## Selected extract
+ + +
I can see something being tagged highway=motorway and smoothness=intermediate (or even worse), if they describe that Oregon segment of I-5 before it was re-paved. I think that if a smoothness=intermediate or smoothness=bad tag exists, it is there for good reason.
> Let's agree that simply tagging highway=trunk is often incorrect when dual carriageways of highway=tertiary with accurate surface=* (and sure, smoothness=*) tags would be much more accurate and preferred.
>
> Eeeeh, that's gonna be a hard sell for the most part, most Oklahoma expressways are built like this as are parts of Interstate freeways, with the only real difference between the two being at-grade intersections and limited driveways (as opposed to getting to install driveways virtually anywhere you want on it). Indian Nation Turnpike is a great example of this. Save for being fully controlled access from the get-go meriting a motorway tag, it's of substantially the same design and in about the same condition as the expressway portions of 66. https://openstreetcam.org/details/1119877/3443/track-info
So, trunk is wrong? Your link appears to display an old road, re-paved many times, but I wouldn't call it a bad road, maybe intermediate or good.
> When there's more driveways, it either narrows and becomes a boulevard (like US 75 does for a couple kilometers in Okmulgee, https://openstreetcam.org/details/1119877/803/track-info;
If but for the driveway, that looks like trunk, but the driveway makes me say primary or secondary.
> or US 64 does entering Muskogee, https://openstreetcam.org/details/1366842/204/track-info)
Nice example of a similar (to above) transitioning to / from "median divided road" to "simply double-yellow line divided" (no median). I don't think this is trunk, again, depending on daily traffic and speeds, I'd say primary or secondary here, but not trunk.
+ + +
## Extracted data

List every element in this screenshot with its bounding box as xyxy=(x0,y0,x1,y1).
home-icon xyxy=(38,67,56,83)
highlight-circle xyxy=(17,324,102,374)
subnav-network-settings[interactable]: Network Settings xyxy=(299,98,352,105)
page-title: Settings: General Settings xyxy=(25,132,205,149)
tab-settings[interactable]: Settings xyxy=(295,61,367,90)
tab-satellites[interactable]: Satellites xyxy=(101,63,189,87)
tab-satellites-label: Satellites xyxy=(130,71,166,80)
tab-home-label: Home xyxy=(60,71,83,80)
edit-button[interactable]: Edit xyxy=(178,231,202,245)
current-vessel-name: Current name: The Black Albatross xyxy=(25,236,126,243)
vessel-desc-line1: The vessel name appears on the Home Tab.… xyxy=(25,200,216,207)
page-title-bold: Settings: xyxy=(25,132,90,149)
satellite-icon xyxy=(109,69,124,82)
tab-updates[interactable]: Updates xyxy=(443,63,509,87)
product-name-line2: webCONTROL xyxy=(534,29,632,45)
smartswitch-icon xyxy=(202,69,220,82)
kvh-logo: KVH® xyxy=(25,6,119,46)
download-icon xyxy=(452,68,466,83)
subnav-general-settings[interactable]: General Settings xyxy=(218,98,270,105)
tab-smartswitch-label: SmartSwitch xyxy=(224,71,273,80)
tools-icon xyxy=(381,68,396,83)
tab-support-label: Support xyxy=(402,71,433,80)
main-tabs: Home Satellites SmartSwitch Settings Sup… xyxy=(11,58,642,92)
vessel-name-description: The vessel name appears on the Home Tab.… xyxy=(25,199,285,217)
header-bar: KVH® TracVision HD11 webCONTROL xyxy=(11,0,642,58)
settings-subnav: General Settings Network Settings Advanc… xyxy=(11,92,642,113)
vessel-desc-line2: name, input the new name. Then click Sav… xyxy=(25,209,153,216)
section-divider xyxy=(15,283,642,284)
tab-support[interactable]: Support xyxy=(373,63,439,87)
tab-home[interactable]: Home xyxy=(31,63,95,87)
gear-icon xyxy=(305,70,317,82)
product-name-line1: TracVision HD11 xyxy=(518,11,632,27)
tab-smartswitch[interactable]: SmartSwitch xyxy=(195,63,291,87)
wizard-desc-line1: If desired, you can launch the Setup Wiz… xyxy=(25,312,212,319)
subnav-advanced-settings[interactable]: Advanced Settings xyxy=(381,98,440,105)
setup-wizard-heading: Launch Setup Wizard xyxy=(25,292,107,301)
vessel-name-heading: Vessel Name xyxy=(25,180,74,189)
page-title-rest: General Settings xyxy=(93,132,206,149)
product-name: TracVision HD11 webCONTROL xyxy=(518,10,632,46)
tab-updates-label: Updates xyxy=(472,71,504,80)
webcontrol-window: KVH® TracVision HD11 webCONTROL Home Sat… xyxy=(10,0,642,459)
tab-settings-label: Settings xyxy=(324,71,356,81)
+ + +
## List of tasks
• a. In the road-tagging discussion, answer each of the following:
(i) Which segment of I-5 does the opening comment mention before it was re-paved?
(ii) Which turnpike is called a great example?
(iii) Which road narrows as it enters Muskogee?
• b. Quote the passage of the road-tagging discussion that begins with the words containing "Nice example of" and ends with "but not trunk.".
• c. Write what comes next in the road-tagging discussion, starting after its final sentence.

## Answers per task
• a.
(i) The Oregon segment
(ii) Indian Nation Turnpike
(iii) US 64

• b.
Nice example of a similar (to above) transitioning to / from "median divided road" to "simply double-yellow line divided" (no median). I don't think this is trunk, again, depending on daily traffic and speeds, I'd say primary or secondary here, but not trunk.

• c.
> or frontages are added to wrangle driveway traffic with connections to and from the expressway and the frontage being closer in frequency to what you would get for driveways in somewhat rural expressways (for example, the George Nigh Expressway in McAlester, https://openstreetcam.org/details/48220/5369/track-info),
Here, driveways make me want to hold my nose at trunk (though it otherwise looks like one), so again, primary if speeds and ADT #s (daily average traffic counts) warrant it, otherwise, secondary. (Though, large 18-wheelers / semis hauling discourages me from saying secondary).
> or they get upgraded to a freeway (for example, Skelly Drive/Skelly Bypass in Tulsa, where the original drive's driveways, at least on properties that weren't bulldozed 8 years ago when the freeway was last widened, attach to the frontages, https://openstreetcam.org/details/53572/5864/track-info).
With K-rail median and eight lanes, this looks like motorway or trunk, depending on controlled access (or not). Though, what is that off to the right? A bicycle track?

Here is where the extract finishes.